[Short problem]
Every line below should be copied exactly; drop the pictures.
=== Recorded information ===
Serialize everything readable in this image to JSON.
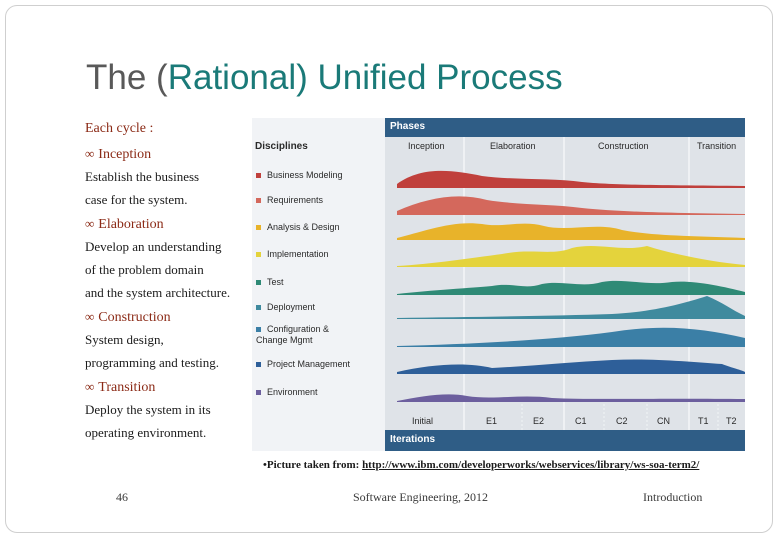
{
  "slide": {
    "title_prefix": "The (",
    "title_accent": "Rational) Unified Process",
    "body": {
      "heading": "Each cycle :",
      "items": [
        {
          "head": "Inception",
          "lines": [
            "Establish the business",
            "case for  the system."
          ]
        },
        {
          "head": "Elaboration",
          "lines": [
            "Develop an  understanding",
            " of the problem domain",
            "and the system architecture."
          ]
        },
        {
          "head": "Construction",
          "lines": [
            "System design,",
            "programming and testing."
          ]
        },
        {
          "head": "Transition",
          "lines": [
            "Deploy the system in its",
            " operating environment."
          ]
        }
      ]
    },
    "figure": {
      "phases_label": "Phases",
      "disciplines_label": "Disciplines",
      "iterations_label": "Iterations",
      "phases": [
        "Inception",
        "Elaboration",
        "Construction",
        "Transition"
      ],
      "disciplines": [
        {
          "label": "Business Modeling",
          "color": "#c0403c"
        },
        {
          "label": "Requirements",
          "color": "#d4685c"
        },
        {
          "label": "Analysis & Design",
          "color": "#e8b32a"
        },
        {
          "label": "Implementation",
          "color": "#e4d33c"
        },
        {
          "label": "Test",
          "color": "#2f8a76"
        },
        {
          "label": "Deployment",
          "color": "#3f8a9e"
        },
        {
          "label": "Configuration &\nChange Mgmt",
          "color": "#3b7fa6"
        },
        {
          "label": "Project Management",
          "color": "#2e5f99"
        },
        {
          "label": "Environment",
          "color": "#6c5f9e"
        }
      ],
      "iterations": [
        "Initial",
        "E1",
        "E2",
        "C1",
        "C2",
        "CN",
        "T1",
        "T2"
      ]
    },
    "caption": {
      "prefix": "•Picture taken from: ",
      "link": "http://www.ibm.com/developerworks/webservices/library/ws-soa-term2/"
    },
    "footer": {
      "page": "46",
      "course": "Software Engineering,   2012",
      "section": "Introduction"
    }
  }
}
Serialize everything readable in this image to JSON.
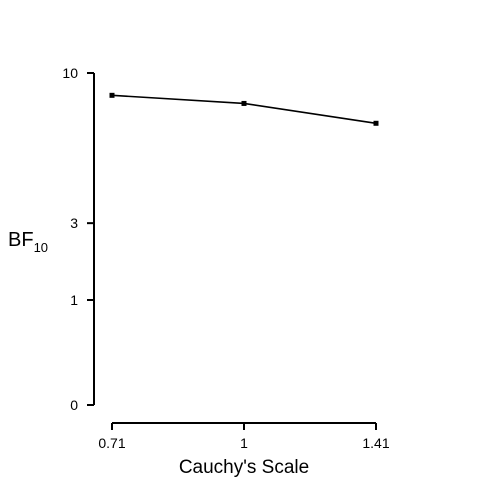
{
  "chart_data": {
    "type": "line",
    "title": "",
    "xlabel": "Cauchy's Scale",
    "ylabel": {
      "main": "BF",
      "subscript": "10"
    },
    "x_categories": [
      "0.71",
      "1",
      "1.41"
    ],
    "x_values": [
      0.71,
      1,
      1.41
    ],
    "series": [
      {
        "values": [
          8.7,
          8.25,
          7.2
        ]
      }
    ],
    "y_ticks": [
      0,
      1,
      3,
      10
    ],
    "y_tick_labels": [
      "0",
      "1",
      "3",
      "10"
    ],
    "ylim": [
      0,
      10
    ],
    "grid": false,
    "legend": "none",
    "colors": {
      "line": "#000000",
      "axis": "#000000",
      "background": "#ffffff"
    }
  }
}
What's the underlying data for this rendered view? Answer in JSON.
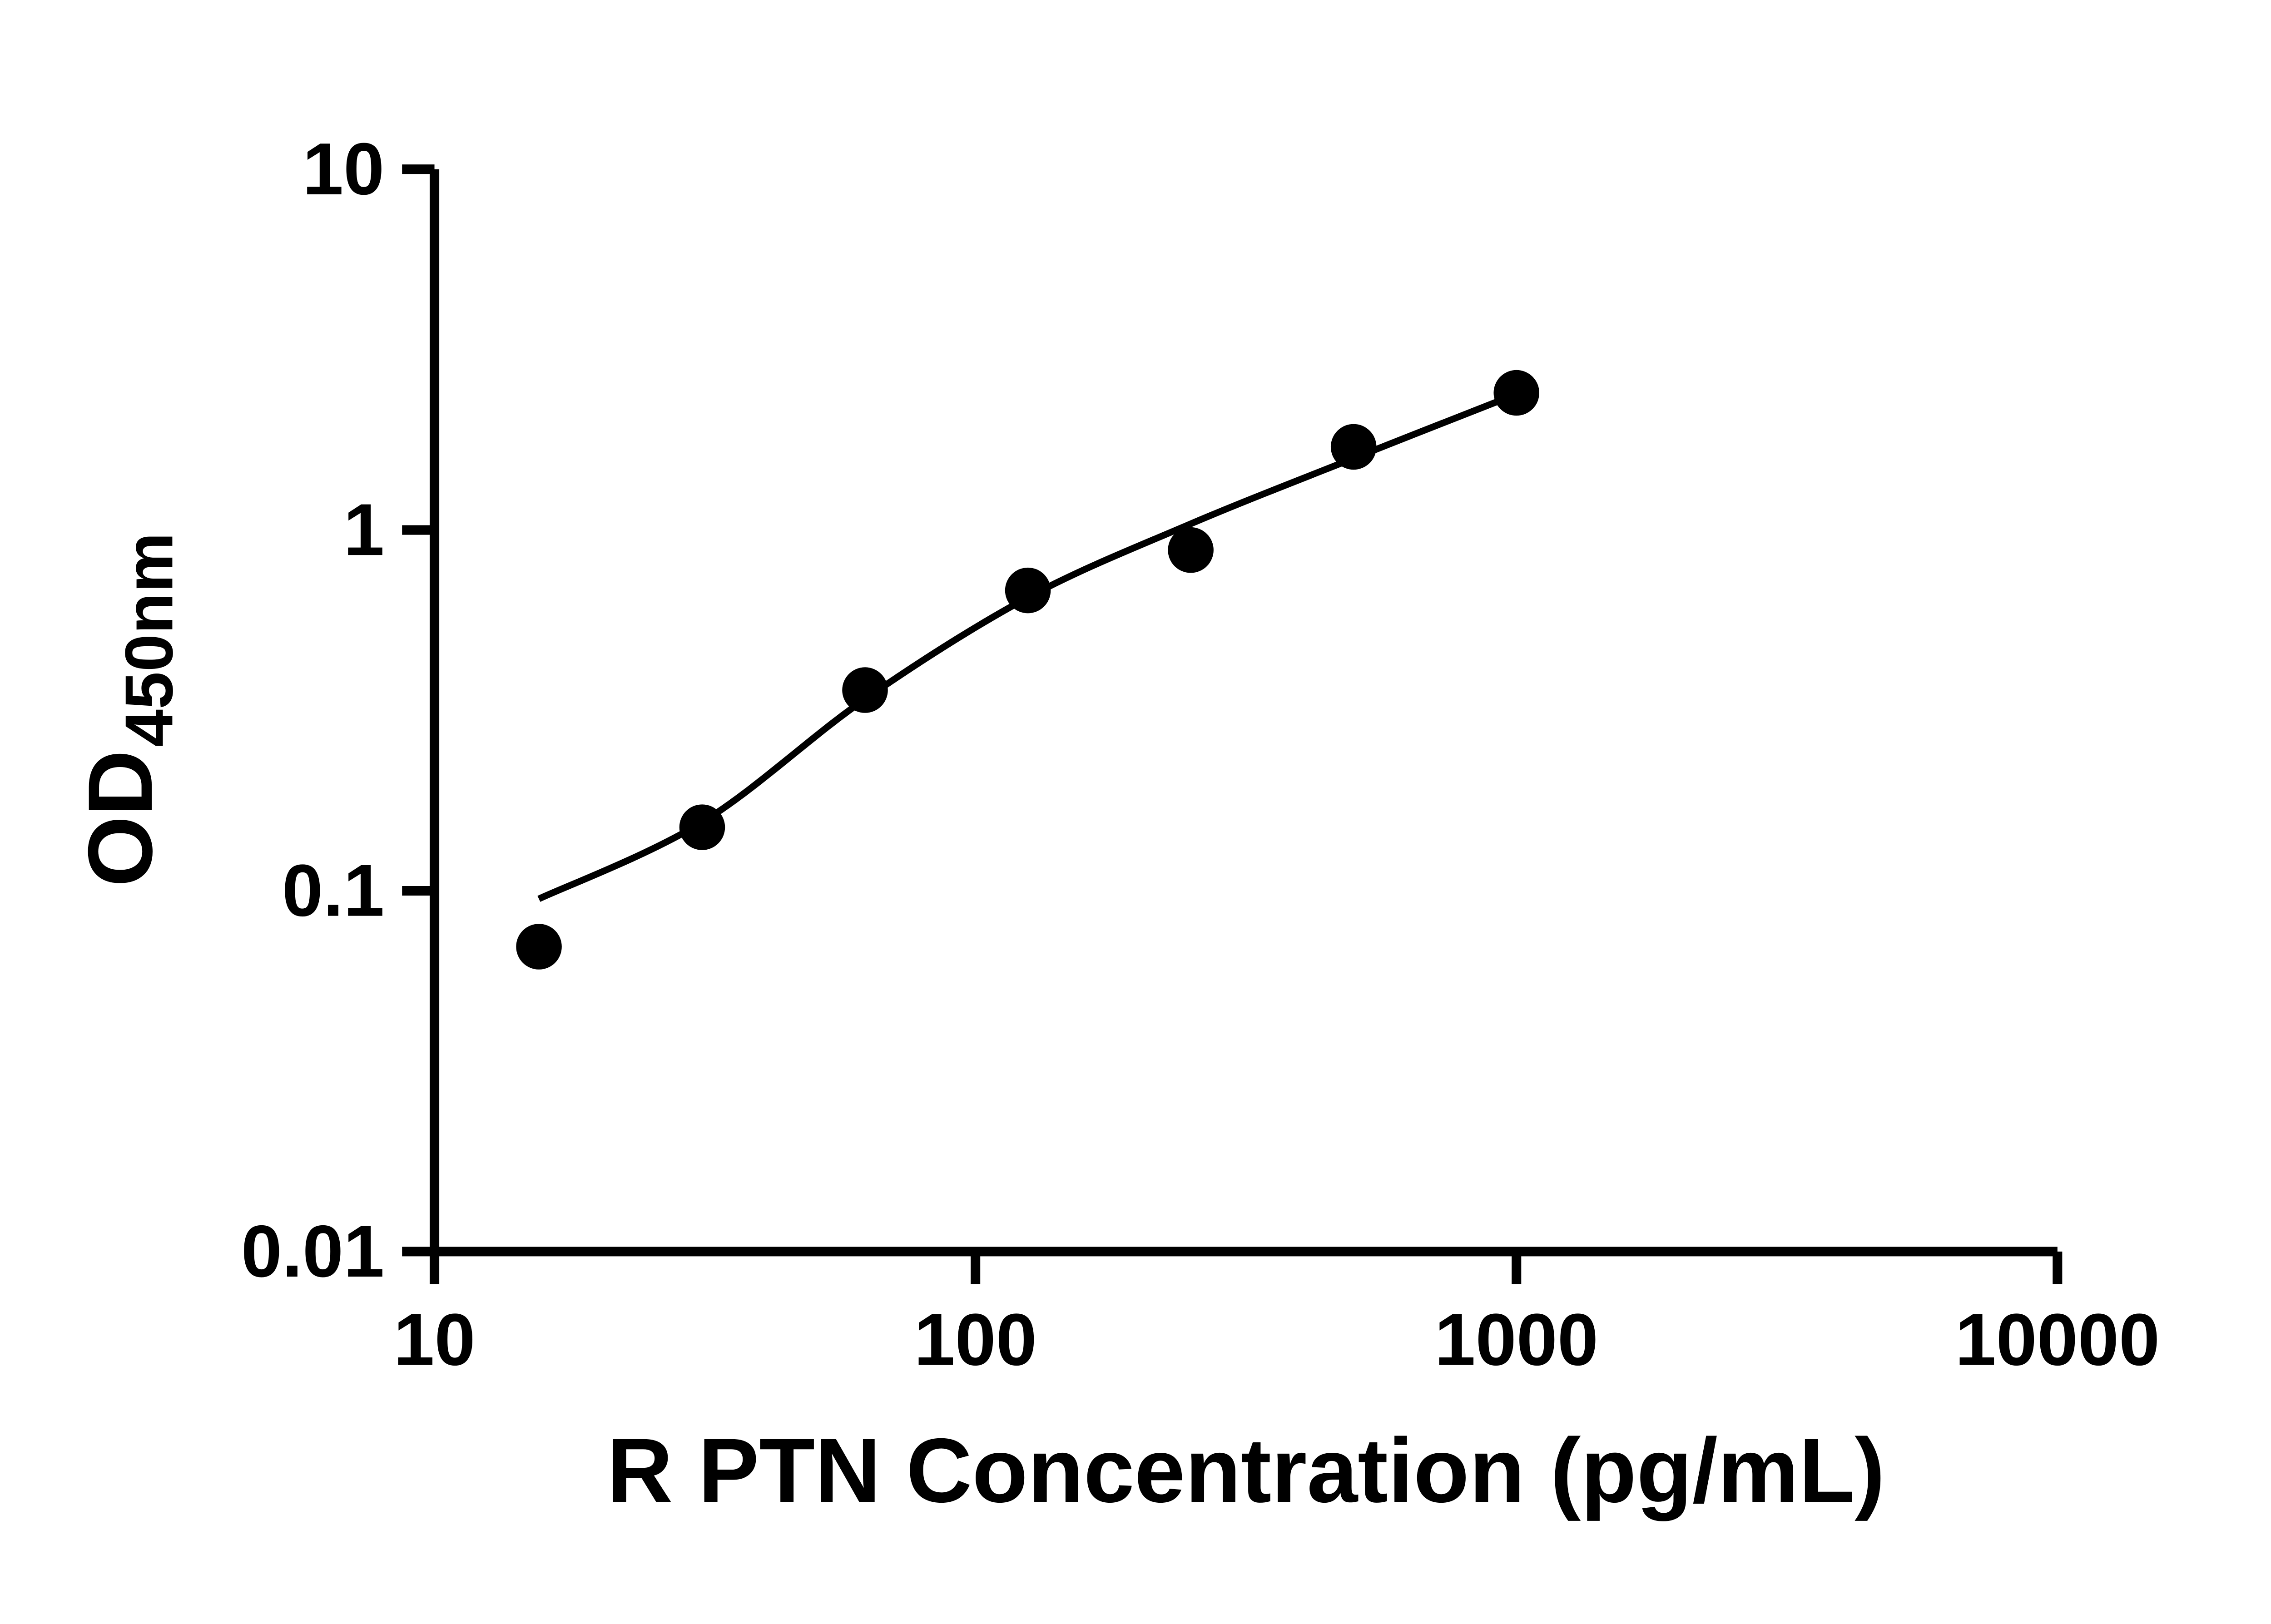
===
[Solution to the exercise]
Serialize everything readable in this image to JSON.
{
  "slide": {
    "title_prefix": "The (",
    "title_accent": "Rational) Unified Process",
    "body": {
      "heading": "Each cycle :",
      "items": [
        {
          "head": "Inception",
          "lines": [
            "Establish the business",
            "case for  the system."
          ]
        },
        {
          "head": "Elaboration",
          "lines": [
            "Develop an  understanding",
            " of the problem domain",
            "and the system architecture."
          ]
        },
        {
          "head": "Construction",
          "lines": [
            "System design,",
            "programming and testing."
          ]
        },
        {
          "head": "Transition",
          "lines": [
            "Deploy the system in its",
            " operating environment."
          ]
        }
      ]
    },
    "figure": {
      "phases_label": "Phases",
      "disciplines_label": "Disciplines",
      "iterations_label": "Iterations",
      "phases": [
        "Inception",
        "Elaboration",
        "Construction",
        "Transition"
      ],
      "disciplines": [
        {
          "label": "Business Modeling",
          "color": "#c0403c"
        },
        {
          "label": "Requirements",
          "color": "#d4685c"
        },
        {
          "label": "Analysis & Design",
          "color": "#e8b32a"
        },
        {
          "label": "Implementation",
          "color": "#e4d33c"
        },
        {
          "label": "Test",
          "color": "#2f8a76"
        },
        {
          "label": "Deployment",
          "color": "#3f8a9e"
        },
        {
          "label": "Configuration &\nChange Mgmt",
          "color": "#3b7fa6"
        },
        {
          "label": "Project Management",
          "color": "#2e5f99"
        },
        {
          "label": "Environment",
          "color": "#6c5f9e"
        }
      ],
      "iterations": [
        "Initial",
        "E1",
        "E2",
        "C1",
        "C2",
        "CN",
        "T1",
        "T2"
      ]
    },
    "caption": {
      "prefix": "•Picture taken from: ",
      "link": "http://www.ibm.com/developerworks/webservices/library/ws-soa-term2/"
    },
    "footer": {
      "page": "46",
      "course": "Software Engineering,   2012",
      "section": "Introduction"
    }
  }
}
Serialize everything readable in this image to JSON.
{
  "chart_data": {
    "type": "line",
    "title": "",
    "xlabel": "Cauchy's Scale",
    "ylabel": {
      "main": "BF",
      "subscript": "10"
    },
    "x_categories": [
      "0.71",
      "1",
      "1.41"
    ],
    "x_values": [
      0.71,
      1,
      1.41
    ],
    "series": [
      {
        "values": [
          8.7,
          8.25,
          7.2
        ]
      }
    ],
    "y_ticks": [
      0,
      1,
      3,
      10
    ],
    "y_tick_labels": [
      "0",
      "1",
      "3",
      "10"
    ],
    "ylim": [
      0,
      10
    ],
    "grid": false,
    "legend": "none",
    "colors": {
      "line": "#000000",
      "axis": "#000000",
      "background": "#ffffff"
    }
  }
}
What's the underlying data for this rendered view? Answer in JSON.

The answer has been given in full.